[Figure record extracts]
§ §
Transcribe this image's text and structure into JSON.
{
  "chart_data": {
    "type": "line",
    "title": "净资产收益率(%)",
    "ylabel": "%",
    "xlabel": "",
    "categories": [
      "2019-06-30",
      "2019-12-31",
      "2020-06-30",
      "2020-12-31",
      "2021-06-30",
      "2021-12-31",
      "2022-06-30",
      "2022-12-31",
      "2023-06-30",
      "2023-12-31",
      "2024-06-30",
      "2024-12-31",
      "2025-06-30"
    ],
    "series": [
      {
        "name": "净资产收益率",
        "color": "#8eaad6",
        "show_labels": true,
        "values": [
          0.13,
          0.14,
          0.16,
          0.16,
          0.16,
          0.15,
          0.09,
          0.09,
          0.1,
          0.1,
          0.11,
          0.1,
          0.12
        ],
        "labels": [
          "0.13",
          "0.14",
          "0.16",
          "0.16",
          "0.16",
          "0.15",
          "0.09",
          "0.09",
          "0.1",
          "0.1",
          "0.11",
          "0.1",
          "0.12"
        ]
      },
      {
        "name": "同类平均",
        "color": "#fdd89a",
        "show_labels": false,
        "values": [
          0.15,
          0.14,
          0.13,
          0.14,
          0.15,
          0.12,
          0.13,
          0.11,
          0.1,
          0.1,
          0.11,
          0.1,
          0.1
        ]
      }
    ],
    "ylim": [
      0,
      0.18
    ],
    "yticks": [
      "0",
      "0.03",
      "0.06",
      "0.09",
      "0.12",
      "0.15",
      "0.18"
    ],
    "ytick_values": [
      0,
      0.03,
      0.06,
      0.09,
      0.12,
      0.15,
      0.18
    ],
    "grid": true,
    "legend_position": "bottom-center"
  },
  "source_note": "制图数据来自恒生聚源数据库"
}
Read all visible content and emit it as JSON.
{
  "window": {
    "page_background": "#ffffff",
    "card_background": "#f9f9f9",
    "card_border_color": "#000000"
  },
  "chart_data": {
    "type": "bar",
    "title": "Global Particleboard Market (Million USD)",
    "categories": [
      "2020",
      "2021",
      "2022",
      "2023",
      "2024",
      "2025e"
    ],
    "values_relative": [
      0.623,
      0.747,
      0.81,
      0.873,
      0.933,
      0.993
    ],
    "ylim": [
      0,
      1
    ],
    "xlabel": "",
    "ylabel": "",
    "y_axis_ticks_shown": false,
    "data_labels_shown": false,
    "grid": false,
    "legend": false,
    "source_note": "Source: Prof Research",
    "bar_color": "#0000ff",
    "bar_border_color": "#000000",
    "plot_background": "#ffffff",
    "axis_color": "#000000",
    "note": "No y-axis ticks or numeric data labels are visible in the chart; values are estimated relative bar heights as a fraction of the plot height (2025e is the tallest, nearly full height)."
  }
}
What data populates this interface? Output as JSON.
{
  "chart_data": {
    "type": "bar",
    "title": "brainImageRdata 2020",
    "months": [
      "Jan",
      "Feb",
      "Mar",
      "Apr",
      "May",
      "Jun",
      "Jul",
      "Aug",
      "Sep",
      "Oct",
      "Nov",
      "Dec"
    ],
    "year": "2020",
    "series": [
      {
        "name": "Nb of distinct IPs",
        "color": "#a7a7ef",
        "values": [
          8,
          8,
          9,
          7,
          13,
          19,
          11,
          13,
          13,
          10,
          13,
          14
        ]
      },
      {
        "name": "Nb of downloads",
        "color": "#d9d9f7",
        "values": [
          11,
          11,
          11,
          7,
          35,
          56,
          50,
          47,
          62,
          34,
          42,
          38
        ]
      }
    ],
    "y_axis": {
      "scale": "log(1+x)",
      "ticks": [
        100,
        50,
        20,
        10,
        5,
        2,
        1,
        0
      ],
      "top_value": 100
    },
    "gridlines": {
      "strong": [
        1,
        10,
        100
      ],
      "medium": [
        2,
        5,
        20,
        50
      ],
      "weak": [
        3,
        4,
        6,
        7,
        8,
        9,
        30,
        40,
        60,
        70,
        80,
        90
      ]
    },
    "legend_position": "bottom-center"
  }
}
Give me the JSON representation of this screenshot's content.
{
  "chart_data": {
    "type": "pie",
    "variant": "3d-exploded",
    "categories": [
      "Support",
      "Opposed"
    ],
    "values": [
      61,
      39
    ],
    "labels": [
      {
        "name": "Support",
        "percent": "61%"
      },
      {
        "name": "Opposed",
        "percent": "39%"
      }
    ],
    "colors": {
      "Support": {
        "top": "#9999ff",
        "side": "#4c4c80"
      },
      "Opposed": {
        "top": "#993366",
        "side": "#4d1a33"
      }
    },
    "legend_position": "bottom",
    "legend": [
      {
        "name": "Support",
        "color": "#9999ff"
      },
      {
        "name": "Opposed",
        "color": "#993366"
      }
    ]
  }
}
§ §
§ The problem: Set down the listing in full, keeping every word exactly as it is.

§ Solution below:
Transcribe this image's text and structure into JSON.
{
  "chart_data": {
    "type": "line",
    "title": "净资产收益率(%)",
    "ylabel": "%",
    "xlabel": "",
    "categories": [
      "2019-06-30",
      "2019-12-31",
      "2020-06-30",
      "2020-12-31",
      "2021-06-30",
      "2021-12-31",
      "2022-06-30",
      "2022-12-31",
      "2023-06-30",
      "2023-12-31",
      "2024-06-30",
      "2024-12-31",
      "2025-06-30"
    ],
    "series": [
      {
        "name": "净资产收益率",
        "color": "#8eaad6",
        "show_labels": true,
        "values": [
          0.13,
          0.14,
          0.16,
          0.16,
          0.16,
          0.15,
          0.09,
          0.09,
          0.1,
          0.1,
          0.11,
          0.1,
          0.12
        ],
        "labels": [
          "0.13",
          "0.14",
          "0.16",
          "0.16",
          "0.16",
          "0.15",
          "0.09",
          "0.09",
          "0.1",
          "0.1",
          "0.11",
          "0.1",
          "0.12"
        ]
      },
      {
        "name": "同类平均",
        "color": "#fdd89a",
        "show_labels": false,
        "values": [
          0.15,
          0.14,
          0.13,
          0.14,
          0.15,
          0.12,
          0.13,
          0.11,
          0.1,
          0.1,
          0.11,
          0.1,
          0.1
        ]
      }
    ],
    "ylim": [
      0,
      0.18
    ],
    "yticks": [
      "0",
      "0.03",
      "0.06",
      "0.09",
      "0.12",
      "0.15",
      "0.18"
    ],
    "ytick_values": [
      0,
      0.03,
      0.06,
      0.09,
      0.12,
      0.15,
      0.18
    ],
    "grid": true,
    "legend_position": "bottom-center"
  },
  "source_note": "制图数据来自恒生聚源数据库"
}
Read all visible content and emit it as JSON.
{
  "window": {
    "page_background": "#ffffff",
    "card_background": "#f9f9f9",
    "card_border_color": "#000000"
  },
  "chart_data": {
    "type": "bar",
    "title": "Global Particleboard Market (Million USD)",
    "categories": [
      "2020",
      "2021",
      "2022",
      "2023",
      "2024",
      "2025e"
    ],
    "values_relative": [
      0.623,
      0.747,
      0.81,
      0.873,
      0.933,
      0.993
    ],
    "ylim": [
      0,
      1
    ],
    "xlabel": "",
    "ylabel": "",
    "y_axis_ticks_shown": false,
    "data_labels_shown": false,
    "grid": false,
    "legend": false,
    "source_note": "Source: Prof Research",
    "bar_color": "#0000ff",
    "bar_border_color": "#000000",
    "plot_background": "#ffffff",
    "axis_color": "#000000",
    "note": "No y-axis ticks or numeric data labels are visible in the chart; values are estimated relative bar heights as a fraction of the plot height (2025e is the tallest, nearly full height)."
  }
}
What data populates this interface? Output as JSON.
{
  "chart_data": {
    "type": "bar",
    "title": "brainImageRdata 2020",
    "months": [
      "Jan",
      "Feb",
      "Mar",
      "Apr",
      "May",
      "Jun",
      "Jul",
      "Aug",
      "Sep",
      "Oct",
      "Nov",
      "Dec"
    ],
    "year": "2020",
    "series": [
      {
        "name": "Nb of distinct IPs",
        "color": "#a7a7ef",
        "values": [
          8,
          8,
          9,
          7,
          13,
          19,
          11,
          13,
          13,
          10,
          13,
          14
        ]
      },
      {
        "name": "Nb of downloads",
        "color": "#d9d9f7",
        "values": [
          11,
          11,
          11,
          7,
          35,
          56,
          50,
          47,
          62,
          34,
          42,
          38
        ]
      }
    ],
    "y_axis": {
      "scale": "log(1+x)",
      "ticks": [
        100,
        50,
        20,
        10,
        5,
        2,
        1,
        0
      ],
      "top_value": 100
    },
    "gridlines": {
      "strong": [
        1,
        10,
        100
      ],
      "medium": [
        2,
        5,
        20,
        50
      ],
      "weak": [
        3,
        4,
        6,
        7,
        8,
        9,
        30,
        40,
        60,
        70,
        80,
        90
      ]
    },
    "legend_position": "bottom-center"
  }
}
Give me the JSON representation of this screenshot's content.
{
  "chart_data": {
    "type": "pie",
    "variant": "3d-exploded",
    "categories": [
      "Support",
      "Opposed"
    ],
    "values": [
      61,
      39
    ],
    "labels": [
      {
        "name": "Support",
        "percent": "61%"
      },
      {
        "name": "Opposed",
        "percent": "39%"
      }
    ],
    "colors": {
      "Support": {
        "top": "#9999ff",
        "side": "#4c4c80"
      },
      "Opposed": {
        "top": "#993366",
        "side": "#4d1a33"
      }
    },
    "legend_position": "bottom",
    "legend": [
      {
        "name": "Support",
        "color": "#9999ff"
      },
      {
        "name": "Opposed",
        "color": "#993366"
      }
    ]
  }
}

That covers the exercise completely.